» TASK:
Take each line containing "baik" and report it exactly as written.

* BEGIN EXERCISE DATA *

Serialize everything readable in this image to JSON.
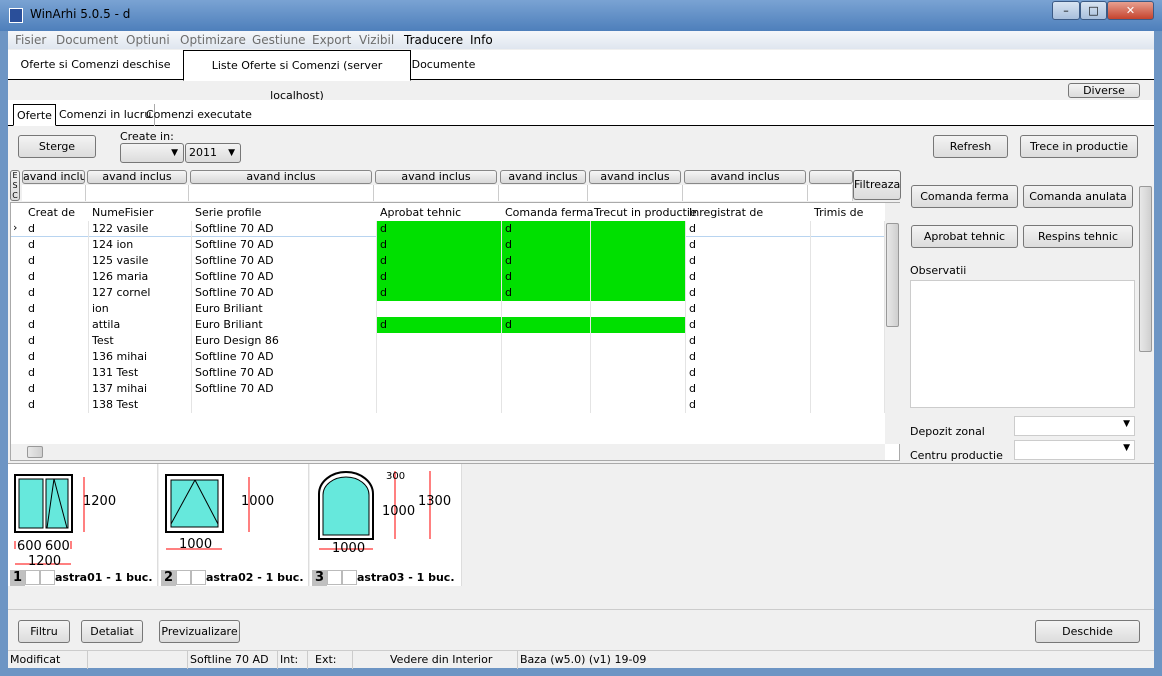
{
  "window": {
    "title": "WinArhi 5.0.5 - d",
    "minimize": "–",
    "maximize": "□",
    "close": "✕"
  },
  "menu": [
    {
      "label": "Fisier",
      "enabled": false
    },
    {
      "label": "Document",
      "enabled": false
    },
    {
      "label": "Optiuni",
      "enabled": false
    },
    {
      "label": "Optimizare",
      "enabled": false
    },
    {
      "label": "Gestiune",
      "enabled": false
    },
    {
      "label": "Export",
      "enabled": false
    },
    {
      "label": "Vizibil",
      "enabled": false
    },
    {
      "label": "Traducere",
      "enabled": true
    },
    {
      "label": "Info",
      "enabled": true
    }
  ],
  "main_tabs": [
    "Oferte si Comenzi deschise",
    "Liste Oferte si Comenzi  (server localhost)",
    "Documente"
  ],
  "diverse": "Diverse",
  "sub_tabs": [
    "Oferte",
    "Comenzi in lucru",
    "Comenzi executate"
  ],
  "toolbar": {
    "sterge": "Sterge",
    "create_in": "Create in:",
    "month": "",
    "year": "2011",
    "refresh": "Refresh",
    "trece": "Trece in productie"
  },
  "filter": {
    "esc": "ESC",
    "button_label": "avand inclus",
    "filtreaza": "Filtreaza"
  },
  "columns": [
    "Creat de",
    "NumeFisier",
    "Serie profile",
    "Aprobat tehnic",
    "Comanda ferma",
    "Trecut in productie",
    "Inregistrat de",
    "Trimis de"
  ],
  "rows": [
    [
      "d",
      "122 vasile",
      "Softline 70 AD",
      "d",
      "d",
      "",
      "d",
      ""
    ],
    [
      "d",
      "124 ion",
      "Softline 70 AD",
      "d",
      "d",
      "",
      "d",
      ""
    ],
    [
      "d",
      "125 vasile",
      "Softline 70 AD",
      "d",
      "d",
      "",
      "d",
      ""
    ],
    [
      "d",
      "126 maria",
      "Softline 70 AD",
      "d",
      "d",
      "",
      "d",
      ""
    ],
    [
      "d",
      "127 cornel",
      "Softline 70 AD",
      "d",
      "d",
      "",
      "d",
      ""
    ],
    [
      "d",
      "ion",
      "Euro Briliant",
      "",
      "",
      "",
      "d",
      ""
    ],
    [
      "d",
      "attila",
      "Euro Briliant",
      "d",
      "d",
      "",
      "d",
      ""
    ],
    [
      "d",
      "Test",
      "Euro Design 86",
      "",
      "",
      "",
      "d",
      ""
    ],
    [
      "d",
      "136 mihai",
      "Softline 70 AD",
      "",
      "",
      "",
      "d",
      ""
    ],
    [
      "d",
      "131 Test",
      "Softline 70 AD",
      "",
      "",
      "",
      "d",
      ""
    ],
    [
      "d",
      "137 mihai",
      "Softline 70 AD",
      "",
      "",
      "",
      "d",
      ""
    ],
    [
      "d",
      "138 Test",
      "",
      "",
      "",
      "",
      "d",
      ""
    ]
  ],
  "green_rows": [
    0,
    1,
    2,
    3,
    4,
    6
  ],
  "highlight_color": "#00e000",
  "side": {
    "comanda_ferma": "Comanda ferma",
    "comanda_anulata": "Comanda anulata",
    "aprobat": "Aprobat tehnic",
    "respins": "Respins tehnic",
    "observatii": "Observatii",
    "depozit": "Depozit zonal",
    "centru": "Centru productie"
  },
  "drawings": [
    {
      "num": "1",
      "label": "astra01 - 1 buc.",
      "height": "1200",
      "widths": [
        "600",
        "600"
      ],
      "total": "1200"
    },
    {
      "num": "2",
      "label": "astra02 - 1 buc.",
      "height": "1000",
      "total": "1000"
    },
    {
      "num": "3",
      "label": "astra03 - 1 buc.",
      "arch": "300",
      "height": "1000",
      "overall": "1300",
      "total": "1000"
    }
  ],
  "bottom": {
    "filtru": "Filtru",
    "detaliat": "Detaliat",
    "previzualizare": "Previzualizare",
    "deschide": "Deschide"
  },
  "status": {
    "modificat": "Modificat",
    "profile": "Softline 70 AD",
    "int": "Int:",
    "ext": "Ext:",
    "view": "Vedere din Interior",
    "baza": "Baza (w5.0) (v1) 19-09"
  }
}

* END EXERCISE DATA *
* BEGIN EXERCISE DATA *

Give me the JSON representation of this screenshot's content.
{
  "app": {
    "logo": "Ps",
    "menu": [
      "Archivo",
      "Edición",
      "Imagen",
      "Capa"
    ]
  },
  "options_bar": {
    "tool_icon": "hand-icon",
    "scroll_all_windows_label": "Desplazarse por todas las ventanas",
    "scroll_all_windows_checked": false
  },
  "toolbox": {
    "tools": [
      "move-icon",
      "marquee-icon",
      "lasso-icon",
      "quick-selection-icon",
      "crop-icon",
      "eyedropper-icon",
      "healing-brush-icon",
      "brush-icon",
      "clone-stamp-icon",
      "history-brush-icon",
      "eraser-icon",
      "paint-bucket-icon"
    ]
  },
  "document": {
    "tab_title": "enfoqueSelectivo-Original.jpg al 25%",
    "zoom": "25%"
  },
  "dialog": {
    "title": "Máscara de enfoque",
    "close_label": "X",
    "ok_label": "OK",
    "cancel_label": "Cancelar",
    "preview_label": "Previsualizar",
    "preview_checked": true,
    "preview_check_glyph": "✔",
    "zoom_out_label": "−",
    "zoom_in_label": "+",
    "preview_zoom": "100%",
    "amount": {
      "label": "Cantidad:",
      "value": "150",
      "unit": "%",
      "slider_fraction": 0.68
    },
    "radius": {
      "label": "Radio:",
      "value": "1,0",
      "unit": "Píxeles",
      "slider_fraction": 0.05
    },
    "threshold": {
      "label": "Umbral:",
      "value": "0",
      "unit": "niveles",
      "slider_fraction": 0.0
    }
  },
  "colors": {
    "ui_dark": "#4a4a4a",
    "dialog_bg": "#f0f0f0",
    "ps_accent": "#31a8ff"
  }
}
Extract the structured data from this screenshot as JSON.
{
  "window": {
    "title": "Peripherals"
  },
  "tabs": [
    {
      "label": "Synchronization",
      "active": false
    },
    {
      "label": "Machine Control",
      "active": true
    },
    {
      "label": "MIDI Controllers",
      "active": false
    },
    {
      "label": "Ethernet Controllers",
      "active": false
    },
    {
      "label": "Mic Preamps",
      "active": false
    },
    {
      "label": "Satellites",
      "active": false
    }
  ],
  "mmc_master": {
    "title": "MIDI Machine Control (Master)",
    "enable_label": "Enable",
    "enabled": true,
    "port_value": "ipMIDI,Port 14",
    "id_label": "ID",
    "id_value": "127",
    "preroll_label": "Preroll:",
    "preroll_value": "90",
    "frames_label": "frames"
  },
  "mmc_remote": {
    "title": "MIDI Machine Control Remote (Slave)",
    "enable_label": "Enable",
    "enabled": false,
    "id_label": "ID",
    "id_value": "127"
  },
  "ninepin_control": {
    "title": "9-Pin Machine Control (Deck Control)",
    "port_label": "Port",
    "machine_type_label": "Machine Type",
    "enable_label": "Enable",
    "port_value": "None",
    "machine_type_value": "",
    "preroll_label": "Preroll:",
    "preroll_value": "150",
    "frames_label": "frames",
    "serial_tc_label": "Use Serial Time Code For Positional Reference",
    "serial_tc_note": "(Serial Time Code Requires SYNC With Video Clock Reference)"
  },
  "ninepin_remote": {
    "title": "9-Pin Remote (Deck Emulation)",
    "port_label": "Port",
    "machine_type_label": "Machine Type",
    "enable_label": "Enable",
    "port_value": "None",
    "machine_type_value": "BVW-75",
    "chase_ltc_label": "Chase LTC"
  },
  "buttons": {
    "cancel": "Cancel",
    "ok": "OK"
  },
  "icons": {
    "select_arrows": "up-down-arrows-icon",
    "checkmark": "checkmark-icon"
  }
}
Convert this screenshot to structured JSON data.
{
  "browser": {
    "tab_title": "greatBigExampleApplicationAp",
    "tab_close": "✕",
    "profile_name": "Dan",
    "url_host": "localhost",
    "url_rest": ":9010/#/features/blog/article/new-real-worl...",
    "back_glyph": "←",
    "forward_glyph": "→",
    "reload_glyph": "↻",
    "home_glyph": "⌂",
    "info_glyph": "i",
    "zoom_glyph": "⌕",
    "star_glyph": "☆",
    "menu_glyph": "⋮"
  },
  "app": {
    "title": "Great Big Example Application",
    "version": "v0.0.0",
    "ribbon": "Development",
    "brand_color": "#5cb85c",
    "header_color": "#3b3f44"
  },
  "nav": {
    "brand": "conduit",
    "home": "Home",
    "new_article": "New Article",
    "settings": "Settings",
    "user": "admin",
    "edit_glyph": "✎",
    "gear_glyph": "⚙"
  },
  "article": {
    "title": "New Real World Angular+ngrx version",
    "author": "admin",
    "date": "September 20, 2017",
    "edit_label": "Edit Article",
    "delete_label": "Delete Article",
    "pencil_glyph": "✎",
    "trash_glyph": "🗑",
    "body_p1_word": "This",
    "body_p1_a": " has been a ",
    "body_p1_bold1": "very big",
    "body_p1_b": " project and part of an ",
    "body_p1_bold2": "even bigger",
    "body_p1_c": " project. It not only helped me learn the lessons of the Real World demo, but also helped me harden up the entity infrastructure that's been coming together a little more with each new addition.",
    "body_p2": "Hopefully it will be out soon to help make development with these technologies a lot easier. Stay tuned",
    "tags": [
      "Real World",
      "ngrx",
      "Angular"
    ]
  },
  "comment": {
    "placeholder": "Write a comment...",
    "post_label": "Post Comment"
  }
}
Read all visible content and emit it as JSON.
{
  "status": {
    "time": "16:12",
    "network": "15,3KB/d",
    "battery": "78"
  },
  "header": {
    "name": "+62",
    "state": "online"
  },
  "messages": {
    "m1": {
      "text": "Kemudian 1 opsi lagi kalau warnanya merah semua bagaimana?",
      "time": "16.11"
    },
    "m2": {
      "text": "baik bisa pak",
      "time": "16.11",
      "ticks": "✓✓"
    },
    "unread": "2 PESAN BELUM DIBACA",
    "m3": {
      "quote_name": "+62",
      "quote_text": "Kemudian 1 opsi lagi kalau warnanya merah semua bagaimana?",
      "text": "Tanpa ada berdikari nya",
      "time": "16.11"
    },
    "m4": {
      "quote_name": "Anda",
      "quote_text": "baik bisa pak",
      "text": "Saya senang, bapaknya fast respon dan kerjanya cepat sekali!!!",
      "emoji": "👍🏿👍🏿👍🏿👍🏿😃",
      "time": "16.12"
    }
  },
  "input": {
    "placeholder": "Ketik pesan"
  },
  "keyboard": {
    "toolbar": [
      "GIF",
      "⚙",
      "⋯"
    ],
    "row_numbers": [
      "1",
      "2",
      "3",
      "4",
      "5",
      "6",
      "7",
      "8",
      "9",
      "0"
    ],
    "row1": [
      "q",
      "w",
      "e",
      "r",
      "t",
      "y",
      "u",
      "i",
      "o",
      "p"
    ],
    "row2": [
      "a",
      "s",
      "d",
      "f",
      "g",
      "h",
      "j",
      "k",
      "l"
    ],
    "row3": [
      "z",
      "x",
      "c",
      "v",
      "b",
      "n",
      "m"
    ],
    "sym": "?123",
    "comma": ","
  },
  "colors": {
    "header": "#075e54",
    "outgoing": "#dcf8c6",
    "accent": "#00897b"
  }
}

* END EXERCISE DATA *

» EXERCISE ANSWER:
      "text": "baik bisa pak",
      "quote_text": "baik bisa pak",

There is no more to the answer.